● Текст для чтения
· · · · · · ·

Он гордился: «Самиздат — придумал это слово я еще в 40-м году».
Правда, сперва был «самсебяиздат» — книжечки, которые он сам отпечатывал на машинке. И я, как многие, как все, начал узнавать его по ним, ну, и по чтению его (и моих) друзей. Целомудренно-самоироническое стихотворение «Из проклятого прошлого» («Никакой я женщины не имел / И не ведал, когда найду») читал мне в осенней Тамани 1960 года Коржавин, и когда на следующий — буквально — день мы с ним завидели на главной и пыльной улице сутулого верзилу с чемоданом, то прежде, чем Эмка от неожиданности заорал: «Коля!», я волшебно подумал: «Глазков?». Хотя даже на фото его не видал. Видно, поэты похожи на свои стихи, как собаки на хозяев.
Читали мне и Александр Межиров — поэму «Лапоть», безумную и безумно талантливую. И Евгений Винокуров, не слишком-то склонный восхищаться коллегами: «По небу летают рыбы. / На солнце бывают пятна; / Поэты дружить могли бы, / Но мнительны невероятно». Или: «Вот идет состав товарный. / Слышен окрик матерный. / Женщины — народ коварный, / Но очаровательный». Или — однострочное о футболистах (!): «Бегут они — без друга, без жены…».
Так что словно родственную эстафету воспринял очень хорошую (подчеркиваю: очень!) книгу Ирины Евгеньевны Винокуровой, для меня с самого ее детства Иры, Ирочки, — «Всего лишь гений…». Судьба Николая Глазкова» (издательство «Время»).
Именно судьба, а не заскорузлые «Жизнь и творчество».
Книгу, отмечаю с удовольствием, не литературоведческую — хотя бы не чисто литературоведческую, — а, скажем, прозу литературоведа, заставляющую сопереживать и волноваться.
Автор вспоминает слова, еще в 30-е сказанные Глазкову Сельвинским: «Счастливый вы, Коля… Вы можете писать все, что хотите». Удивительно! Завидует — и кому? Голодному, непечатаемому поэту — мэтр, судорожно старавшийся вписаться в эпоху, жаловавшийся Молотову, что журналы не публикуют его «портрет т. Сталина», и осведомлявшийся у «железной ж…» (молотовская кличка), нет ли тут вредительства?
Но, может, как раз потому и завидовал?

· · · · · · ·

● Строки данных
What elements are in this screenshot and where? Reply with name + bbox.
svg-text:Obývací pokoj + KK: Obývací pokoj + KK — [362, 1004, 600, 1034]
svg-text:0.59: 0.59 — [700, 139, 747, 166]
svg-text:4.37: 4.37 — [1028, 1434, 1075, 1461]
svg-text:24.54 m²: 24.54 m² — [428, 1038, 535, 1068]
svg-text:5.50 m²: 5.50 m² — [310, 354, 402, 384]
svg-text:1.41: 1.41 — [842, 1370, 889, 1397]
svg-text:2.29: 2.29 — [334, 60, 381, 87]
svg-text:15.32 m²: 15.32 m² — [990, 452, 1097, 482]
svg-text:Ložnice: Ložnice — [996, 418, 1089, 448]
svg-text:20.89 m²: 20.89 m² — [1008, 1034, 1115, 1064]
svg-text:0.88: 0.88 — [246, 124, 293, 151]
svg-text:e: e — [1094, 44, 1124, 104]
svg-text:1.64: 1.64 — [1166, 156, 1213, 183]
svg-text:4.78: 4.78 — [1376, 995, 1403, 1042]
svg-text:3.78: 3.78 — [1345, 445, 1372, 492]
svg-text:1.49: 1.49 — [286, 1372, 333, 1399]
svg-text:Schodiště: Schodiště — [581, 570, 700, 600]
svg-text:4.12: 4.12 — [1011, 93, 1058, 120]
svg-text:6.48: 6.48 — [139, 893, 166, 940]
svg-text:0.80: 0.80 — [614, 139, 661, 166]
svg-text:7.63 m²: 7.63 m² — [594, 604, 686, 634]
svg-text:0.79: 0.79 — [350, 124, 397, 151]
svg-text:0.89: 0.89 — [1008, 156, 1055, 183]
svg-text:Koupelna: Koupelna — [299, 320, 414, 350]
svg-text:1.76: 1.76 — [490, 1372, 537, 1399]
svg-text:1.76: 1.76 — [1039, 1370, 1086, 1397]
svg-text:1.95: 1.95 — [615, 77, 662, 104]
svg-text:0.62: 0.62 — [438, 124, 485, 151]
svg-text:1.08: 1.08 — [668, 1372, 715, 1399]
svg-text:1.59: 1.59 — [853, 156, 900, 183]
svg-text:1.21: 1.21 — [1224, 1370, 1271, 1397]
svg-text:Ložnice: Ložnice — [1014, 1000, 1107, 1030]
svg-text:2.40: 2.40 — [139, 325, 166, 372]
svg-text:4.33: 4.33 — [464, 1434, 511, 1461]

· · · · · · ·

● Задания
• 1. Воспроизведите дословно отрывок текста о Николае Глазкове между словами «Именно судьба, а» и «потому и завидовал?» включительно.
• 2. Представьте строки данных с самой первой по строку, содержащую «svg-text:15.32 m²: 15.32», включительно в виде JSON-списка строк, по одной на каждую строку, пустые строки пропустите.
Текст и строки данных — два независимых друг от друга материала.

● Ответы
• 1.
Именно судьба, а не заскорузлые «Жизнь и творчество».
Книгу, отмечаю с удовольствием, не литературоведческую — хотя бы не чисто литературоведческую, — а, скажем, прозу литературоведа, заставляющую сопереживать и волноваться.
Автор вспоминает слова, еще в 30-е сказанные Глазкову Сельвинским: «Счастливый вы, Коля… Вы можете писать все, что хотите». Удивительно! Завидует — и кому? Голодному, непечатаемому поэту — мэтр, судорожно старавшийся вписаться в эпоху, жаловавшийся Молотову, что журналы не публикуют его «портрет т. Сталина», и осведомлявшийся у «железной ж…» (молотовская кличка), нет ли тут вредительства?
Но, может, как раз потому и завидовал?

• 2.
[
  "What elements are in this screenshot and where? Reply with name + bbox.",
  "svg-text:Obývací pokoj + KK: Obývací pokoj + KK — [362, 1004, 600, 1034]",
  "svg-text:0.59: 0.59 — [700, 139, 747, 166]",
  "svg-text:4.37: 4.37 — [1028, 1434, 1075, 1461]",
  "svg-text:24.54 m²: 24.54 m² — [428, 1038, 535, 1068]",
  "svg-text:5.50 m²: 5.50 m² — [310, 354, 402, 384]",
  "svg-text:1.41: 1.41 — [842, 1370, 889, 1397]",
  "svg-text:2.29: 2.29 — [334, 60, 381, 87]",
  "svg-text:15.32 m²: 15.32 m² — [990, 452, 1097, 482]"
]